» **PROBLEM STATEMENT**: Would you transcribe all of the data exactly, down to the last character?

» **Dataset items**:
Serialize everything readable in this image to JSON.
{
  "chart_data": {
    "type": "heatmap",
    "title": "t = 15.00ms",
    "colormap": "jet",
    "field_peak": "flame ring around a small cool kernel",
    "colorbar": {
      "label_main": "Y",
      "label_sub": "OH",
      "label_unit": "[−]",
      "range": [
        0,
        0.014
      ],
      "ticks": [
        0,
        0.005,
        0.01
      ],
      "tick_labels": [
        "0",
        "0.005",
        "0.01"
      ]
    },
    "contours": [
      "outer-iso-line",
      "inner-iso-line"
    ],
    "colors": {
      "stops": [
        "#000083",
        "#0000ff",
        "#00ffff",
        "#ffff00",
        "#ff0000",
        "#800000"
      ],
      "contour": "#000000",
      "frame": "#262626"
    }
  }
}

» **WORKED SOLUTION**:
Serialize everything readable in this image to JSON.
{
  "chart_data": {
    "type": "heatmap",
    "title": "t = 15.00ms",
    "colormap": "jet",
    "field_peak": "flame ring around a small cool kernel",
    "colorbar": {
      "label_main": "Y",
      "label_sub": "OH",
      "label_unit": "[−]",
      "range": [
        0,
        0.014
      ],
      "ticks": [
        0,
        0.005,
        0.01
      ],
      "tick_labels": [
        "0",
        "0.005",
        "0.01"
      ]
    },
    "contours": [
      "outer-iso-line",
      "inner-iso-line"
    ],
    "colors": {
      "stops": [
        "#000083",
        "#0000ff",
        "#00ffff",
        "#ffff00",
        "#ff0000",
        "#800000"
      ],
      "contour": "#000000",
      "frame": "#262626"
    }
  }
}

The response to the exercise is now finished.